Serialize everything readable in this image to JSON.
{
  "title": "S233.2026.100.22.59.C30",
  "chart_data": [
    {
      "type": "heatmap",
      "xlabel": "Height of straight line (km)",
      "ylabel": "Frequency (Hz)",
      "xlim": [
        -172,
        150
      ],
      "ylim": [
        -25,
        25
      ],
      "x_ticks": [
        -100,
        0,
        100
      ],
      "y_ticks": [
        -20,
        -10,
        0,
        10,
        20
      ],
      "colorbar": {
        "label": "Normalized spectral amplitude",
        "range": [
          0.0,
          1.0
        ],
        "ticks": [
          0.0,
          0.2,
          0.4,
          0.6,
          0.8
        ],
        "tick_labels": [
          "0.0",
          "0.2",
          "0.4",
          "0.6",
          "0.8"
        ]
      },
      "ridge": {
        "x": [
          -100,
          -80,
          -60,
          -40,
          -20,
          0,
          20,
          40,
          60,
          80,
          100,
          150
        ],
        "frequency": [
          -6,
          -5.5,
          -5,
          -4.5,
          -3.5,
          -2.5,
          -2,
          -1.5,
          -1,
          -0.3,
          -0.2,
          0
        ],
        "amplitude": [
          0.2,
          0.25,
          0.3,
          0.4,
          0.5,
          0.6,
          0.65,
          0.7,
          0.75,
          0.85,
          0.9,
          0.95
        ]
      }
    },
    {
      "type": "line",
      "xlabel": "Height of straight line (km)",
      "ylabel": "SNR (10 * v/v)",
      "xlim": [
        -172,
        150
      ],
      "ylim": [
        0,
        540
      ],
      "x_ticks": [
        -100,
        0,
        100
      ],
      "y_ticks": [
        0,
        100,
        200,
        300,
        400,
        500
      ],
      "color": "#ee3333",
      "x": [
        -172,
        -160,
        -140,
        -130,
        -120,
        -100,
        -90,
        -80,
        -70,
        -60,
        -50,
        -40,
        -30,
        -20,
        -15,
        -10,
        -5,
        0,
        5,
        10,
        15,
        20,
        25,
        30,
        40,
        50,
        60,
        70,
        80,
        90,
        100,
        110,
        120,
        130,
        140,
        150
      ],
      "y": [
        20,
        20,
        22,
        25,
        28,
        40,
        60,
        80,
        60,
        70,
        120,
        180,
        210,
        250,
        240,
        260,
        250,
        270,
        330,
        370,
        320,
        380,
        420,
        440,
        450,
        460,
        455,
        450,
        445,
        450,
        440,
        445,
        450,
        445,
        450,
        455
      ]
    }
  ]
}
#####
__Stated problem__. Each entry is to be returned in full, character for character.

__Result for this exercise__.
Serialize everything readable in this image to JSON.
{
  "title": "S233.2026.100.22.59.C30",
  "chart_data": [
    {
      "type": "heatmap",
      "xlabel": "Height of straight line (km)",
      "ylabel": "Frequency (Hz)",
      "xlim": [
        -172,
        150
      ],
      "ylim": [
        -25,
        25
      ],
      "x_ticks": [
        -100,
        0,
        100
      ],
      "y_ticks": [
        -20,
        -10,
        0,
        10,
        20
      ],
      "colorbar": {
        "label": "Normalized spectral amplitude",
        "range": [
          0.0,
          1.0
        ],
        "ticks": [
          0.0,
          0.2,
          0.4,
          0.6,
          0.8
        ],
        "tick_labels": [
          "0.0",
          "0.2",
          "0.4",
          "0.6",
          "0.8"
        ]
      },
      "ridge": {
        "x": [
          -100,
          -80,
          -60,
          -40,
          -20,
          0,
          20,
          40,
          60,
          80,
          100,
          150
        ],
        "frequency": [
          -6,
          -5.5,
          -5,
          -4.5,
          -3.5,
          -2.5,
          -2,
          -1.5,
          -1,
          -0.3,
          -0.2,
          0
        ],
        "amplitude": [
          0.2,
          0.25,
          0.3,
          0.4,
          0.5,
          0.6,
          0.65,
          0.7,
          0.75,
          0.85,
          0.9,
          0.95
        ]
      }
    },
    {
      "type": "line",
      "xlabel": "Height of straight line (km)",
      "ylabel": "SNR (10 * v/v)",
      "xlim": [
        -172,
        150
      ],
      "ylim": [
        0,
        540
      ],
      "x_ticks": [
        -100,
        0,
        100
      ],
      "y_ticks": [
        0,
        100,
        200,
        300,
        400,
        500
      ],
      "color": "#ee3333",
      "x": [
        -172,
        -160,
        -140,
        -130,
        -120,
        -100,
        -90,
        -80,
        -70,
        -60,
        -50,
        -40,
        -30,
        -20,
        -15,
        -10,
        -5,
        0,
        5,
        10,
        15,
        20,
        25,
        30,
        40,
        50,
        60,
        70,
        80,
        90,
        100,
        110,
        120,
        130,
        140,
        150
      ],
      "y": [
        20,
        20,
        22,
        25,
        28,
        40,
        60,
        80,
        60,
        70,
        120,
        180,
        210,
        250,
        240,
        260,
        250,
        270,
        330,
        370,
        320,
        380,
        420,
        440,
        450,
        460,
        455,
        450,
        445,
        450,
        440,
        445,
        450,
        445,
        450,
        455
      ]
    }
  ]
}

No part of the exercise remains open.